_The problem_
Return the listing below exactly, with the pictures dropped.

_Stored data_
— Start —

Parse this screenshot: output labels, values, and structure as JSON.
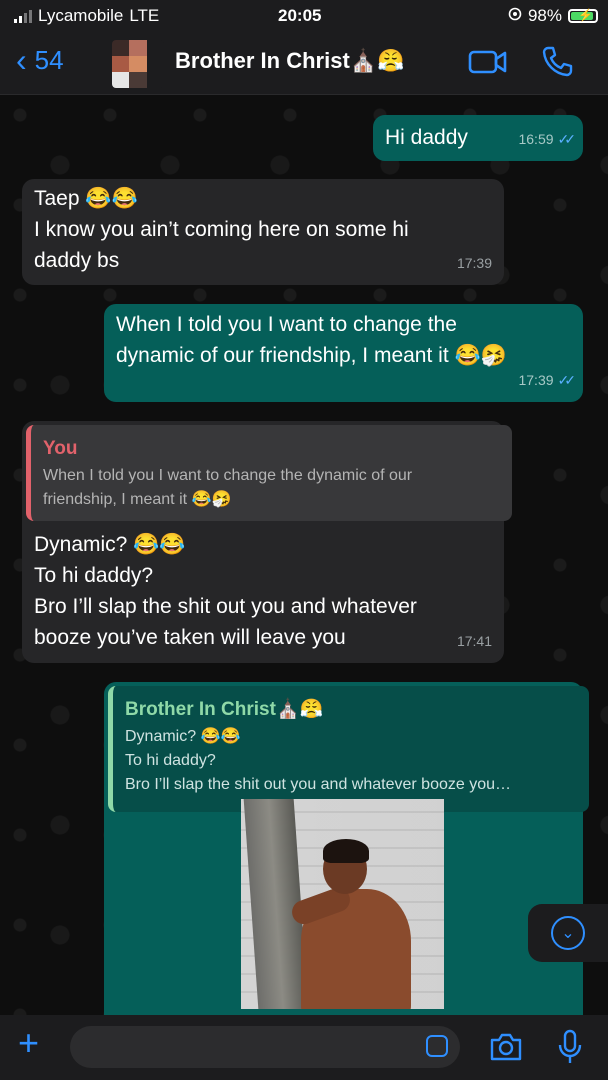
{
  "status": {
    "carrier": "Lycamobile",
    "network": "LTE",
    "time": "20:05",
    "battery": "98%"
  },
  "header": {
    "back_count": "54",
    "contact_name": "Brother In Christ⛪😤"
  },
  "messages": [
    {
      "text": "Hi daddy",
      "time": "16:59"
    },
    {
      "lines": [
        "Taep 😂😂",
        "I know you ain’t coming here on some hi",
        "daddy bs"
      ],
      "time": "17:39"
    },
    {
      "lines": [
        "When I told you I want to change the",
        "dynamic of our friendship, I meant it 😂🤧"
      ],
      "time": "17:39"
    },
    {
      "quote": {
        "name": "You",
        "lines": [
          "When I told you I want to change the dynamic of our",
          "friendship, I meant it 😂🤧"
        ]
      },
      "lines": [
        "Dynamic? 😂😂",
        "To hi daddy?",
        "Bro I’ll slap the shit out you and whatever",
        "booze you’ve taken will leave you"
      ],
      "time": "17:41"
    },
    {
      "quote": {
        "name": "Brother In Christ⛪😤",
        "lines": [
          "Dynamic? 😂😂",
          "To hi daddy?",
          "Bro I’ll slap the shit out you and whatever booze you…"
        ]
      }
    }
  ],
  "icons": [
    "signal-icon",
    "battery-icon",
    "video-call-icon",
    "phone-icon",
    "scroll-down-icon",
    "plus-icon",
    "sticker-icon",
    "camera-icon",
    "microphone-icon"
  ],
  "colors": {
    "incoming": "#262628",
    "outgoing": "#055f59",
    "accent": "#2f8fff",
    "quote_you": "#e2626b",
    "quote_contact": "#8fd9a8"
  }
}
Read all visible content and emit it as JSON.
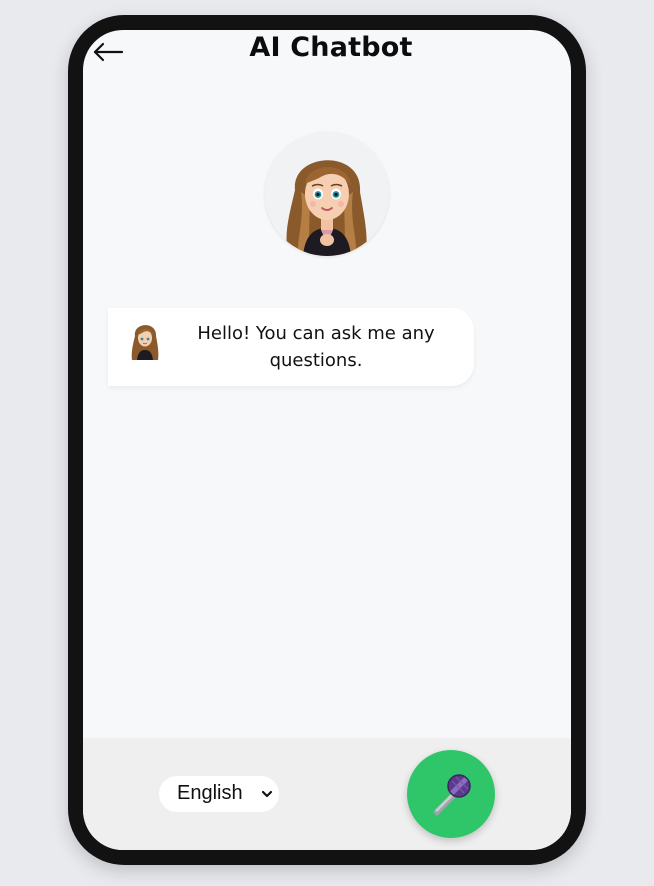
{
  "header": {
    "title": "AI Chatbot",
    "back_icon": "arrow-left-icon"
  },
  "assistant": {
    "avatar_icon": "girl-avatar-icon"
  },
  "messages": [
    {
      "sender": "bot",
      "avatar_icon": "girl-avatar-icon",
      "text": "Hello! You can ask me any questions."
    }
  ],
  "footer": {
    "language_select": {
      "selected": "English",
      "icon": "chevron-down-icon"
    },
    "mic_button": {
      "icon": "microphone-icon"
    }
  },
  "colors": {
    "phone_frame": "#121212",
    "screen_bg": "#f7f8fa",
    "bottom_bar_bg": "#efefef",
    "mic_button_bg": "#2fc66a"
  }
}
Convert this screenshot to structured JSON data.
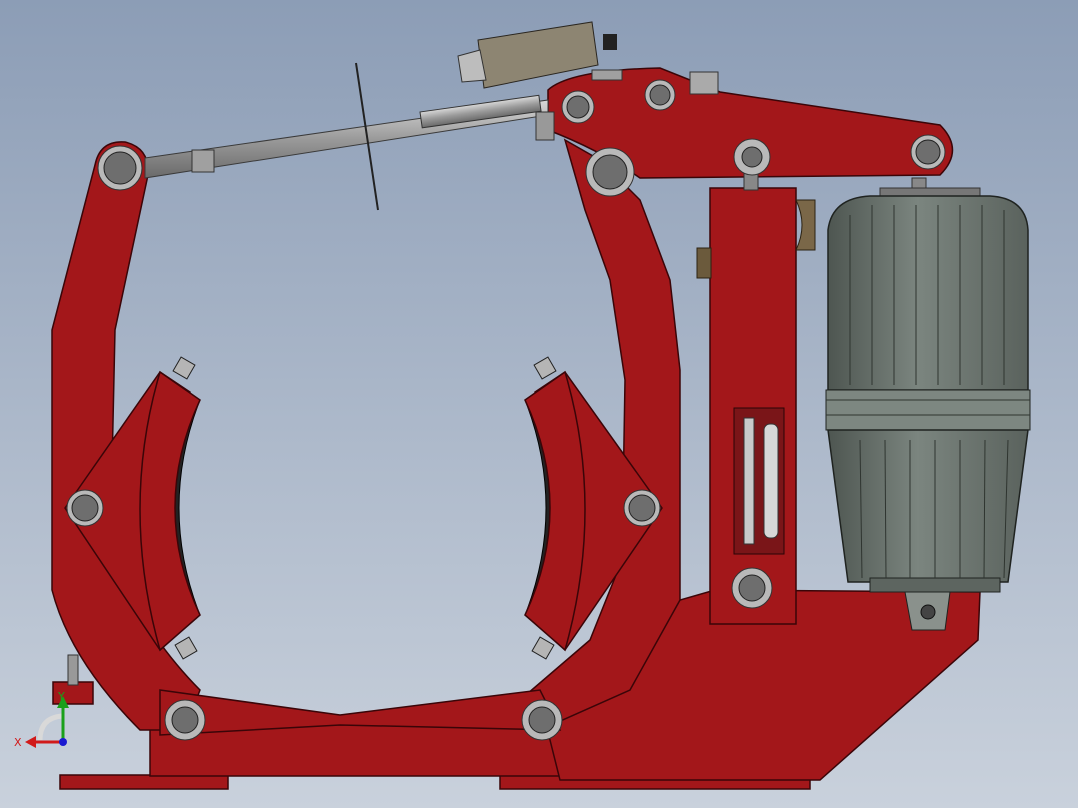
{
  "colors": {
    "background_top": "#8c9db6",
    "background_bottom": "#c9d1dc",
    "frame_red": "#a3171a",
    "frame_edge": "#3a0508",
    "pin_gray": "#6e6e6e",
    "pin_ring": "#b9b9b9",
    "lining_black": "#222222",
    "thruster_gray": "#6d7570",
    "rod_gray": "#a9a9a9",
    "axis_x_color": "#d11a1a",
    "axis_y_color": "#1aa01a",
    "axis_z_color": "#1a1ad1"
  },
  "triad": {
    "x_label": "X",
    "y_label": "Y"
  }
}
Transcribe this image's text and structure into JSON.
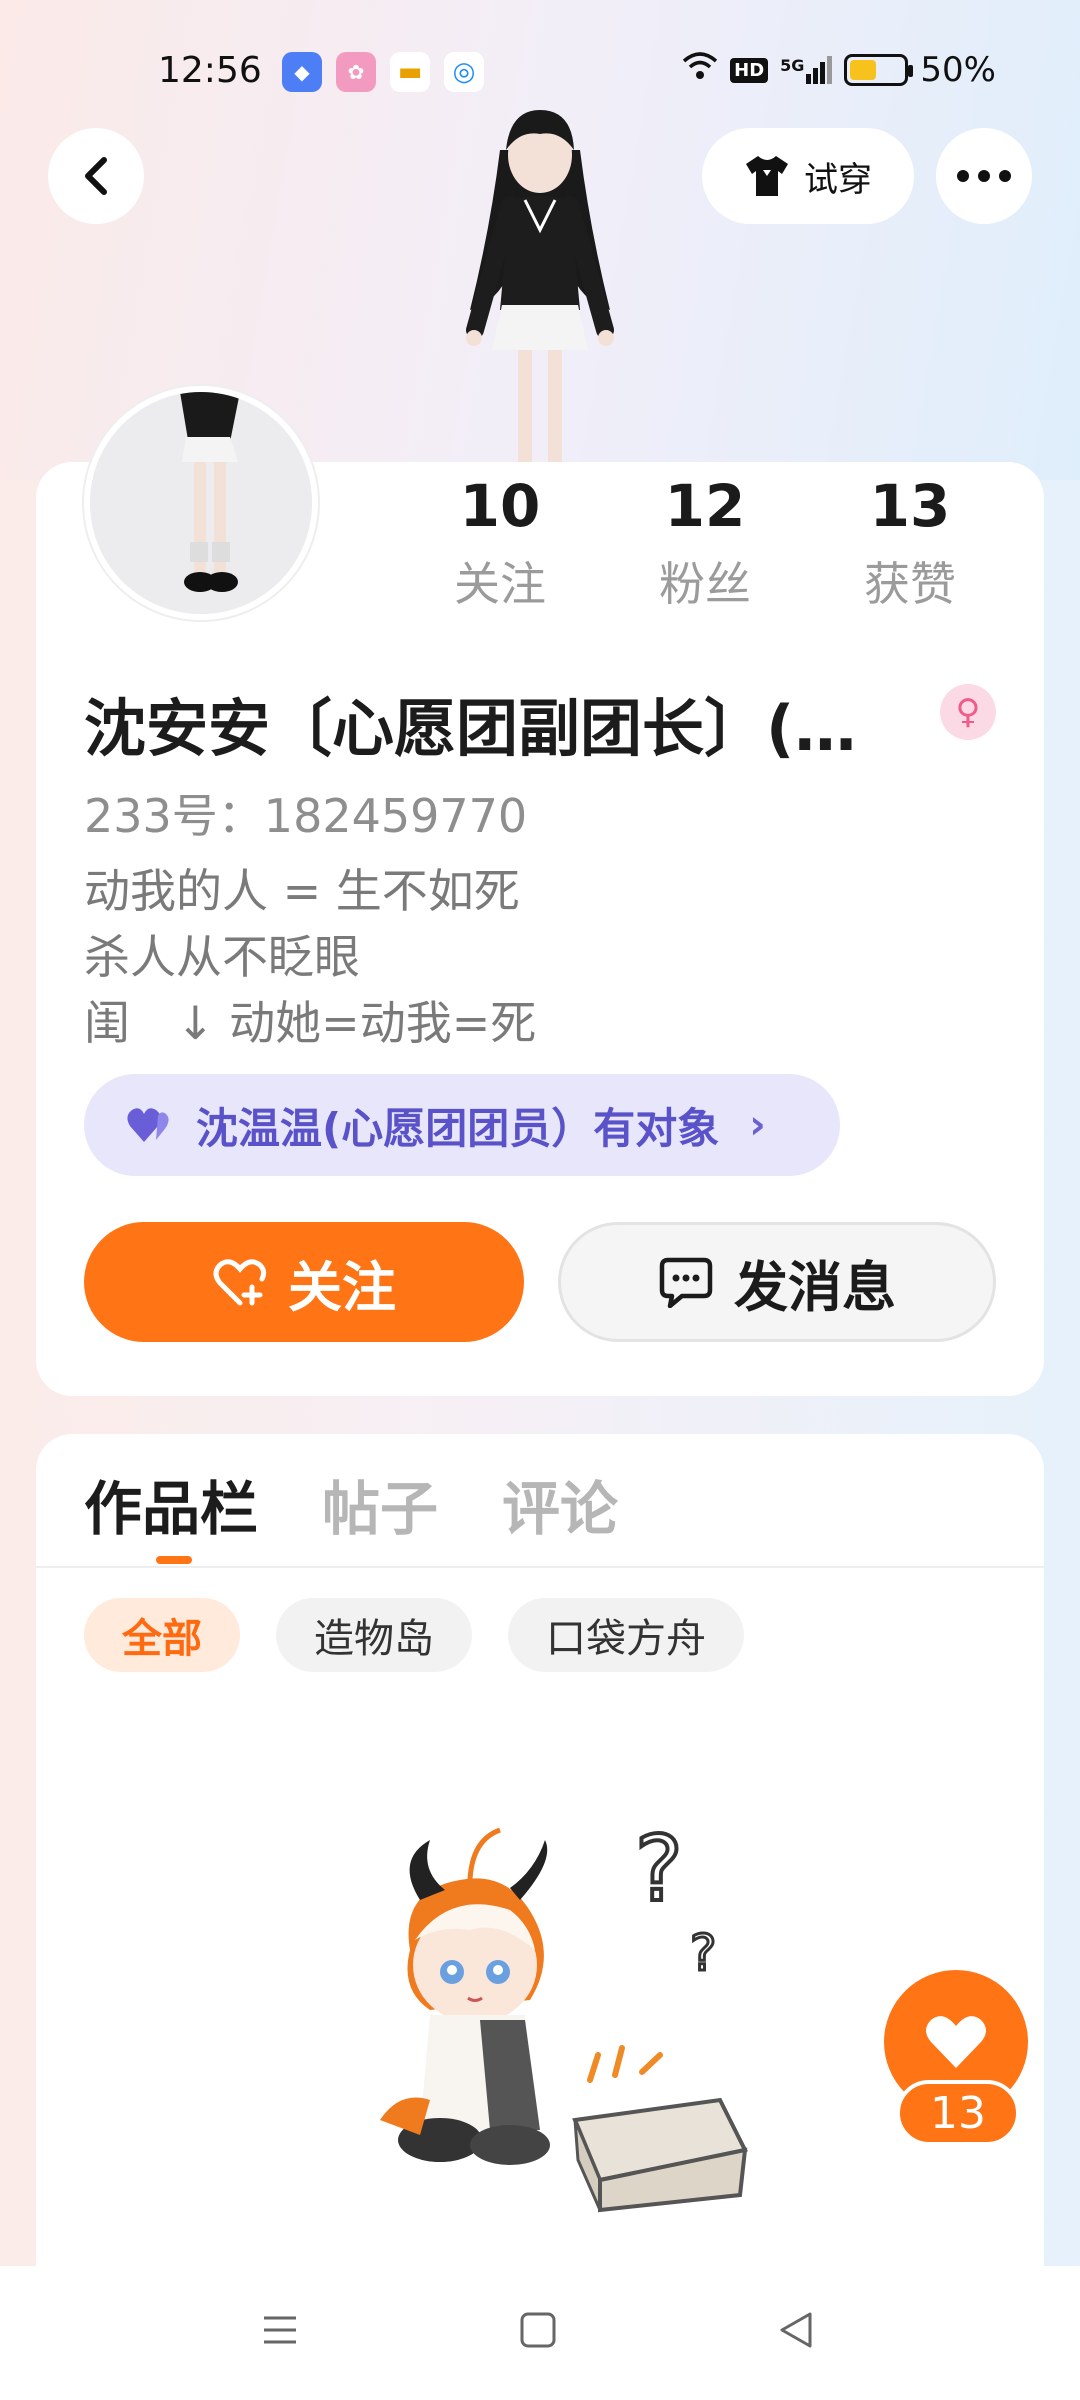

— End —

_Exercise answer_
Parse this screenshot: output labels, values, and structure as JSON.
{
  "status": {
    "carrier": "Lycamobile",
    "network": "LTE",
    "time": "20:05",
    "battery": "98%"
  },
  "header": {
    "back_count": "54",
    "contact_name": "Brother In Christ⛪😤"
  },
  "messages": [
    {
      "text": "Hi daddy",
      "time": "16:59"
    },
    {
      "lines": [
        "Taep 😂😂",
        "I know you ain’t coming here on some hi",
        "daddy bs"
      ],
      "time": "17:39"
    },
    {
      "lines": [
        "When I told you I want to change the",
        "dynamic of our friendship, I meant it 😂🤧"
      ],
      "time": "17:39"
    },
    {
      "quote": {
        "name": "You",
        "lines": [
          "When I told you I want to change the dynamic of our",
          "friendship, I meant it 😂🤧"
        ]
      },
      "lines": [
        "Dynamic? 😂😂",
        "To hi daddy?",
        "Bro I’ll slap the shit out you and whatever",
        "booze you’ve taken will leave you"
      ],
      "time": "17:41"
    },
    {
      "quote": {
        "name": "Brother In Christ⛪😤",
        "lines": [
          "Dynamic? 😂😂",
          "To hi daddy?",
          "Bro I’ll slap the shit out you and whatever booze you…"
        ]
      }
    }
  ],
  "icons": [
    "signal-icon",
    "battery-icon",
    "video-call-icon",
    "phone-icon",
    "scroll-down-icon",
    "plus-icon",
    "sticker-icon",
    "camera-icon",
    "microphone-icon"
  ],
  "colors": {
    "incoming": "#262628",
    "outgoing": "#055f59",
    "accent": "#2f8fff",
    "quote_you": "#e2626b",
    "quote_contact": "#8fd9a8"
  }
}
Read all visible content and emit it as JSON.
{
  "header": {
    "title": "AI Chatbot",
    "back_icon": "arrow-left-icon"
  },
  "assistant": {
    "avatar_icon": "girl-avatar-icon"
  },
  "messages": [
    {
      "sender": "bot",
      "avatar_icon": "girl-avatar-icon",
      "text": "Hello! You can ask me any questions."
    }
  ],
  "footer": {
    "language_select": {
      "selected": "English",
      "icon": "chevron-down-icon"
    },
    "mic_button": {
      "icon": "microphone-icon"
    }
  },
  "colors": {
    "phone_frame": "#121212",
    "screen_bg": "#f7f8fa",
    "bottom_bar_bg": "#efefef",
    "mic_button_bg": "#2fc66a"
  }
}
Convert this screenshot to structured JSON data.
{
  "colors": {
    "background_top": "#8c9db6",
    "background_bottom": "#c9d1dc",
    "frame_red": "#a3171a",
    "frame_edge": "#3a0508",
    "pin_gray": "#6e6e6e",
    "pin_ring": "#b9b9b9",
    "lining_black": "#222222",
    "thruster_gray": "#6d7570",
    "rod_gray": "#a9a9a9",
    "axis_x_color": "#d11a1a",
    "axis_y_color": "#1aa01a",
    "axis_z_color": "#1a1ad1"
  },
  "triad": {
    "x_label": "X",
    "y_label": "Y"
  }
}
Transcribe this image's text and structure into JSON.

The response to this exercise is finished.